Reproduce each line that includes the word "Ecosystem".

--- start of Supplied material ---

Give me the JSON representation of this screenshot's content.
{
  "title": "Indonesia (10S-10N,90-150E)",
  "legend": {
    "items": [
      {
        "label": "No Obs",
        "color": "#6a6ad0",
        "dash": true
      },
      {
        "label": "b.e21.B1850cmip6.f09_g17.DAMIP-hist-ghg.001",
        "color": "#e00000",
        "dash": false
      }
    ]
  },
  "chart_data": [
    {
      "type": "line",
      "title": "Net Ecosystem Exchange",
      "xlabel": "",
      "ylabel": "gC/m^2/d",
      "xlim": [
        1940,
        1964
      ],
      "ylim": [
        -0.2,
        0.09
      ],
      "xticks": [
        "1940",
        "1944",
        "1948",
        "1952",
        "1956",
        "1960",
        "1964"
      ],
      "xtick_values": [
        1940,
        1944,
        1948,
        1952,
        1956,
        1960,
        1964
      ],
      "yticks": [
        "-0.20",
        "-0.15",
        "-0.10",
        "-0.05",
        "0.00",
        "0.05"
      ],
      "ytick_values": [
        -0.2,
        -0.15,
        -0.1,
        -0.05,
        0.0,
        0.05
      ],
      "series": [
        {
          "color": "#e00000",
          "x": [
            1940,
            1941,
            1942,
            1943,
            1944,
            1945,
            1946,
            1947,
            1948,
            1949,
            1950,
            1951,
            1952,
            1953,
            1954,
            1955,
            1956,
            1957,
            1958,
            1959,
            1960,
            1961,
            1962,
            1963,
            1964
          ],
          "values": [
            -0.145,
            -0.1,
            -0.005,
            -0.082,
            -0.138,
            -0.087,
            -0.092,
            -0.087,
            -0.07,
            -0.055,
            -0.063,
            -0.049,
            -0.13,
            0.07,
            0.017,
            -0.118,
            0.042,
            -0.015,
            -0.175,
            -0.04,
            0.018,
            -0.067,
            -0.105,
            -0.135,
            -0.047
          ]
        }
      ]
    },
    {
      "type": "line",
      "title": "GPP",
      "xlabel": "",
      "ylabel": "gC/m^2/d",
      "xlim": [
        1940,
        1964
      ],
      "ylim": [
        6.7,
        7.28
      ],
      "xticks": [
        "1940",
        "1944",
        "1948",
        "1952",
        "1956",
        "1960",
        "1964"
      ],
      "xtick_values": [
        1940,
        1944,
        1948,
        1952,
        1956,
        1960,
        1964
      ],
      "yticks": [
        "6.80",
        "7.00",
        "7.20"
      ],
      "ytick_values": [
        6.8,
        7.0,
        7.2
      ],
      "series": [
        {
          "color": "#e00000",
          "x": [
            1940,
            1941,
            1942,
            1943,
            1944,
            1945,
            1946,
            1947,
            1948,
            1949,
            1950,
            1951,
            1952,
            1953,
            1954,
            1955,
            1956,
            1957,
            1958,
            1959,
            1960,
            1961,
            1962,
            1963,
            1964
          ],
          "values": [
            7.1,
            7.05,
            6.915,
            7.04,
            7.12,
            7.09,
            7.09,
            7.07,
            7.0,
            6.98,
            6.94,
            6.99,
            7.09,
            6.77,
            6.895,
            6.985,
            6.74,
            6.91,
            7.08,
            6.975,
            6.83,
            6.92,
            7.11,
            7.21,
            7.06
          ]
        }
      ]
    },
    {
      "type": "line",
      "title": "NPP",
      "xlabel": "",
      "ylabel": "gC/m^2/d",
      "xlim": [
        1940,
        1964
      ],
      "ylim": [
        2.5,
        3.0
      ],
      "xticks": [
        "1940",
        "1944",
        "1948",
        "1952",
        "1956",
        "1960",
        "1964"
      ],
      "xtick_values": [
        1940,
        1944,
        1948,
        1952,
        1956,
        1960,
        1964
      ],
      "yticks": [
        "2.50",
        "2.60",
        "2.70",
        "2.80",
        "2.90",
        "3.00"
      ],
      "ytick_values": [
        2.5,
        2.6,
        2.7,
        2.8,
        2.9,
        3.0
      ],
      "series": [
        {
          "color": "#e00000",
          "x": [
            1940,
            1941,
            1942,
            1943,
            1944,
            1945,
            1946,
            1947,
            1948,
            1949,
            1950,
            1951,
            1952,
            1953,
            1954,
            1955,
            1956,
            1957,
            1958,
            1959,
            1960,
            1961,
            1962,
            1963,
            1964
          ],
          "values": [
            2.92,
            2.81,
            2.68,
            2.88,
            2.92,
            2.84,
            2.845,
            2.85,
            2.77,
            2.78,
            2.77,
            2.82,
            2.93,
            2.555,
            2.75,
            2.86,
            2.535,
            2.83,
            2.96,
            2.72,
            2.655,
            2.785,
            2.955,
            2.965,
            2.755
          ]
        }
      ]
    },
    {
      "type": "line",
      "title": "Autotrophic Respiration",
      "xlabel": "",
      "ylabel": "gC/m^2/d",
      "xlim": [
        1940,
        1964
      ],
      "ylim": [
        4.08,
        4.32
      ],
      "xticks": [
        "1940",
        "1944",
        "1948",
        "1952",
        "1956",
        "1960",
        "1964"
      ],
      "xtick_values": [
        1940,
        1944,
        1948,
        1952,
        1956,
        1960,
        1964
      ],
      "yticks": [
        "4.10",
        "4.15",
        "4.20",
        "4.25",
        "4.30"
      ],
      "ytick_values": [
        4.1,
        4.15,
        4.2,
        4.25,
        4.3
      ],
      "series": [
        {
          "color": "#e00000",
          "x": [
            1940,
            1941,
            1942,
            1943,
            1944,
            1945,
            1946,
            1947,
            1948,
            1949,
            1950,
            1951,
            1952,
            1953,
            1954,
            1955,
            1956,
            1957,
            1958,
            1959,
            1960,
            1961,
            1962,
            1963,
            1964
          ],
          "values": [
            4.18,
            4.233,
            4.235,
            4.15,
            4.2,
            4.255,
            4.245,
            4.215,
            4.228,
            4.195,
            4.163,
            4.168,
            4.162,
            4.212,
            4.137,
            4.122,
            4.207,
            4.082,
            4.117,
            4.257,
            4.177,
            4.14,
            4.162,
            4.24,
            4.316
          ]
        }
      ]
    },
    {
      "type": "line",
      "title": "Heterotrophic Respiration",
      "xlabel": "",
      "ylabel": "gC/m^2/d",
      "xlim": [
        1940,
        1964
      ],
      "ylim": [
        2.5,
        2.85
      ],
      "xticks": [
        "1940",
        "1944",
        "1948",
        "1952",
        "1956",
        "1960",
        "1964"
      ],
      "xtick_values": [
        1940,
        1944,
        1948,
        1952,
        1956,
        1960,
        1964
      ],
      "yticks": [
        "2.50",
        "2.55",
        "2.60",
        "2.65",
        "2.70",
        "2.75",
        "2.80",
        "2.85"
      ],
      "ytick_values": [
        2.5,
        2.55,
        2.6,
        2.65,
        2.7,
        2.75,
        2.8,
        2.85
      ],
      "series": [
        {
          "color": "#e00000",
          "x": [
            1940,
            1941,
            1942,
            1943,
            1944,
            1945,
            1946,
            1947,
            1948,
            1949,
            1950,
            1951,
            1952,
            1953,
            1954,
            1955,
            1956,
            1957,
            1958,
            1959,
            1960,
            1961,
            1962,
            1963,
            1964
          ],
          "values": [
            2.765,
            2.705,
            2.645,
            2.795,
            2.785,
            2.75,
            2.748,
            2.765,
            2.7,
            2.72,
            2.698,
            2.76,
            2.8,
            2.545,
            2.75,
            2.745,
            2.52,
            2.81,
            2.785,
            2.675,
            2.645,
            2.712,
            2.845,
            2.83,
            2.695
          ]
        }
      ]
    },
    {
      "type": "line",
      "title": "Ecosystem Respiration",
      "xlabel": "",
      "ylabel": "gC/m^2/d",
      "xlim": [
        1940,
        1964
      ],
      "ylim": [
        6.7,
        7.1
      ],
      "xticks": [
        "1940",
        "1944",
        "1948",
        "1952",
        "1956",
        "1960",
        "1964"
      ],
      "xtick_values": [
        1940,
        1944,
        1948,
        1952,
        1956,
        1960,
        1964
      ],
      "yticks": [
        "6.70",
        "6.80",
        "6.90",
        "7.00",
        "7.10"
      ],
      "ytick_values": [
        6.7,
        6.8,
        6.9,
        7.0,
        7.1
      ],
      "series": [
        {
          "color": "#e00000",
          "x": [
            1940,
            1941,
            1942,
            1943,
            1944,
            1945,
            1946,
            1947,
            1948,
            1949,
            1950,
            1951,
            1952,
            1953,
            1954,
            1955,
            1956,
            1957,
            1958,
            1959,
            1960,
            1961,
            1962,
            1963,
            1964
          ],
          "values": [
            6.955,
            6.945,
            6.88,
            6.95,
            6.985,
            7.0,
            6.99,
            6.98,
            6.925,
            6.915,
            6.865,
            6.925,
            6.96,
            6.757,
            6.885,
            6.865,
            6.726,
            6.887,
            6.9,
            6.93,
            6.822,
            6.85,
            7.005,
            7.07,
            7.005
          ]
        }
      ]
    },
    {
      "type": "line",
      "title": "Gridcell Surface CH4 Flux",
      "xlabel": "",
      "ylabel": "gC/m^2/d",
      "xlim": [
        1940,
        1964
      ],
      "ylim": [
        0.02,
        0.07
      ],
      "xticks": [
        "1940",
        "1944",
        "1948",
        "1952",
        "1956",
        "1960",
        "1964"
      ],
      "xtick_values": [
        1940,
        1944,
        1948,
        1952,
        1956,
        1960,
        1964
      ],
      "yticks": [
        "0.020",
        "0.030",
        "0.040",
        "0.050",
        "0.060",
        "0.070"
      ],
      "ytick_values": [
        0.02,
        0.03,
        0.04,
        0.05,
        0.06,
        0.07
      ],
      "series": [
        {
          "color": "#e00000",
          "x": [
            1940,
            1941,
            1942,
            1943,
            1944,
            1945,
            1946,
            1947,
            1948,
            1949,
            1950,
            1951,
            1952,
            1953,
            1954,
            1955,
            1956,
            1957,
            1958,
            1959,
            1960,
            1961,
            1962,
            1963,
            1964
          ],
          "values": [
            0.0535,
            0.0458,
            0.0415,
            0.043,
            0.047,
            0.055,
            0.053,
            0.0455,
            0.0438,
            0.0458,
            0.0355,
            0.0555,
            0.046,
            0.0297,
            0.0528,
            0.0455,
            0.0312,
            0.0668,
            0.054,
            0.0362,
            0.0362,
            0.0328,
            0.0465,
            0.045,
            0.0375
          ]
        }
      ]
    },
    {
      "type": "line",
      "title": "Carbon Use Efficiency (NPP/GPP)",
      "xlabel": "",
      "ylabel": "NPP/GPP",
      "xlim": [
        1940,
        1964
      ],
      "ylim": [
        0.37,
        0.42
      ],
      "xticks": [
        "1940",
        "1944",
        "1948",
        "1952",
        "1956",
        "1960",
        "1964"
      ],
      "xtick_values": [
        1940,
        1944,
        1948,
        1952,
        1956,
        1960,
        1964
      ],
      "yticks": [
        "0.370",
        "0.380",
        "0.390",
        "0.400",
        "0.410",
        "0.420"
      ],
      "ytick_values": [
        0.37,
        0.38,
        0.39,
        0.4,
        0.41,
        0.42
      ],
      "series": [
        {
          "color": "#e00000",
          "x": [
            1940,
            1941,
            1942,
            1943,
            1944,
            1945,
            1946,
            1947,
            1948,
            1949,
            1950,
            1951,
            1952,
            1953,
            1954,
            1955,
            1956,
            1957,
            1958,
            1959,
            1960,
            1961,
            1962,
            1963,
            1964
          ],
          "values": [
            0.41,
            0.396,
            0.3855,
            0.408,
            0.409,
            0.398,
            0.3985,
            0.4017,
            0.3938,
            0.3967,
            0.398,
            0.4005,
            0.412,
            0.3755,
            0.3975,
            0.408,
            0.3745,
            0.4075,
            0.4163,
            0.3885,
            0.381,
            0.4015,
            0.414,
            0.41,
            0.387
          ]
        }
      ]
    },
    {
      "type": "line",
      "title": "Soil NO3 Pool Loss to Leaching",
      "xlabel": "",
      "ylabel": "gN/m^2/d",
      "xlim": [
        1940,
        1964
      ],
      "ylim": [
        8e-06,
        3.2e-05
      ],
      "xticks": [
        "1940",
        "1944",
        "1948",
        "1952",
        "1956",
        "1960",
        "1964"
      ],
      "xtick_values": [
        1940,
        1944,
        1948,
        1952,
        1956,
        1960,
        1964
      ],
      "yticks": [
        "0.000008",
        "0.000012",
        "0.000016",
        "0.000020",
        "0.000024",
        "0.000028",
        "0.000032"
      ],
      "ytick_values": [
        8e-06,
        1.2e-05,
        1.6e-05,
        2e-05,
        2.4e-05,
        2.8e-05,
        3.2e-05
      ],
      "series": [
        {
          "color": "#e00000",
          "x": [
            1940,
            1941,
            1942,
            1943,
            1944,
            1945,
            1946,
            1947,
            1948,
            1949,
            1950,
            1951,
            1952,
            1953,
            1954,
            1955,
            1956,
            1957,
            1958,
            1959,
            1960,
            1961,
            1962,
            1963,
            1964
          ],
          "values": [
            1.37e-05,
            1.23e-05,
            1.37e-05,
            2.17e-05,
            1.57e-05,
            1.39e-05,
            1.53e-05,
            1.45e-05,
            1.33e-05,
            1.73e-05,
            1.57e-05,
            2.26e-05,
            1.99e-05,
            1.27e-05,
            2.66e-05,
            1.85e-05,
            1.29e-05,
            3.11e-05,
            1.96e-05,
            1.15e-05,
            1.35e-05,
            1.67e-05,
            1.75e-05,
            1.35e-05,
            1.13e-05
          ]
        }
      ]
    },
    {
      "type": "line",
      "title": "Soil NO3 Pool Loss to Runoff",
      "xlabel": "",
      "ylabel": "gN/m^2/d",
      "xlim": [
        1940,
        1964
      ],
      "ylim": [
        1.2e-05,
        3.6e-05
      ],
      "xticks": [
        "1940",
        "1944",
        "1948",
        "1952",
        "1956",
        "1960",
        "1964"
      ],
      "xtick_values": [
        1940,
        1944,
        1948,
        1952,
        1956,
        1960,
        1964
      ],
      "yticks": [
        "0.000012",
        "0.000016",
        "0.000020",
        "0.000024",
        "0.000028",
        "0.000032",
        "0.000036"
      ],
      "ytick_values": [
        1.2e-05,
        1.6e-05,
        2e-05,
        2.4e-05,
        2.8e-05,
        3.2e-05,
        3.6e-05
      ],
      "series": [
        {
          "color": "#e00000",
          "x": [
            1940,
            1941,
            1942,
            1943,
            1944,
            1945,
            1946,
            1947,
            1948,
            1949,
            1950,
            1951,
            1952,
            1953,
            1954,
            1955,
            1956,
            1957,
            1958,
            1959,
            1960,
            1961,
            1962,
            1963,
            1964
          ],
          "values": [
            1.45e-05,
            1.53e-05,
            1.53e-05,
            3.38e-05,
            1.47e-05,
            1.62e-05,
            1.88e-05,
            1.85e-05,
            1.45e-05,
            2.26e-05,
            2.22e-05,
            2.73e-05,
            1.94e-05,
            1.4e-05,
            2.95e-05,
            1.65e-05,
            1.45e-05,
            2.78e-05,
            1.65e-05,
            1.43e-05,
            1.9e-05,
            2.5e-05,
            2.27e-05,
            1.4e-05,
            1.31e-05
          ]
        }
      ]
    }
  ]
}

--- end of Supplied material ---

The solution
      "title": "Net Ecosystem Exchange",
      "title": "Ecosystem Respiration",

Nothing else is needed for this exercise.